WRITTEN REQUEST:
Locate and copy each line in the data that contains the word "中間連結財務諸表の作成に特有の会計処理の適用".
══ RECORDS SUPPLIED ══
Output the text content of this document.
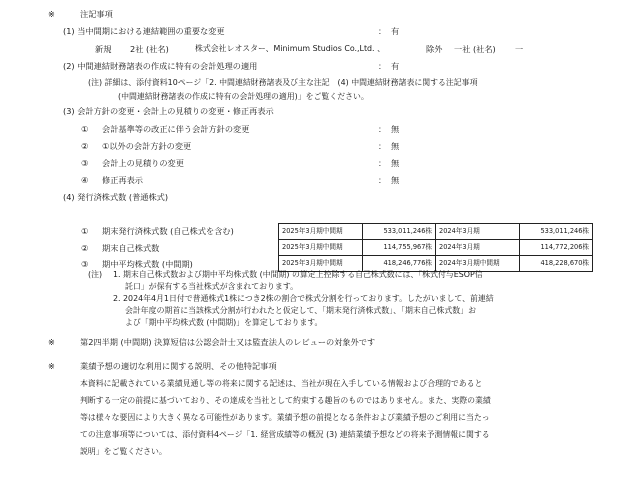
※	注記事項
(1) 当中間期における連結範囲の重要な変更	： 有
新規 2社 (社名)	株式会社レオスター、Minimum Studios Co.,Ltd. 、	除外 一社 (社名) 一
(2) 中間連結財務諸表の作成に特有の会計処理の適用	： 有
(注) 詳細は、添付資料10ページ「2. 中間連結財務諸表及び主な注記　(4) 中間連結財務諸表に関する注記事項
(中間連結財務諸表の作成に特有の会計処理の適用)」をご覧ください。
(3) 会計方針の変更・会計上の見積りの変更・修正再表示
① 会計基準等の改正に伴う会計方針の変更	： 無
② ①以外の会計方針の変更	： 無
③ 会計上の見積りの変更	： 無
④ 修正再表示	： 無
(4) 発行済株式数 (普通株式)
① 期末発行済株式数 (自己株式を含む)
② 期末自己株式数
③ 期中平均株式数 (中間期)
2025年3月期中間期	533,011,246株	2024年3月期	533,011,246株
2025年3月期中間期	114,755,967株	2024年3月期	114,772,206株
2025年3月期中間期	418,246,776株	2024年3月期中間期	418,228,670株
(注) 1. 期末自己株式数および期中平均株式数 (中間期) の算定上控除する自己株式数には、「株式付与ESOP信
託口」が保有する当社株式が含まれております。
2. 2024年4月1日付で普通株式1株につき2株の割合で株式分割を行っております。したがいまして、前連結
会計年度の期首に当該株式分割が行われたと仮定して、「期末発行済株式数」、「期末自己株式数」お
よび「期中平均株式数 (中間期)」を算定しております。
※	第2四半期 (中間期) 決算短信は公認会計士又は監査法人のレビューの対象外です
※	業績予想の適切な利用に関する説明、その他特記事項
本資料に記載されている業績見通し等の将来に関する記述は、当社が現在入手している情報および合理的であると
判断する一定の前提に基づいており、その達成を当社として約束する趣旨のものではありません。また、実際の業績
等は様々な要因により大きく異なる可能性があります。業績予想の前提となる条件および業績予想のご利用に当たっ
ての注意事項等については、添付資料4ページ「1. 経営成績等の概況 (3) 連結業績予想などの将来予測情報に関する
説明」をご覧ください。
═══
RESPONSE:
(2) 中間連結財務諸表の作成に特有の会計処理の適用	： 有
(中間連結財務諸表の作成に特有の会計処理の適用)」をご覧ください。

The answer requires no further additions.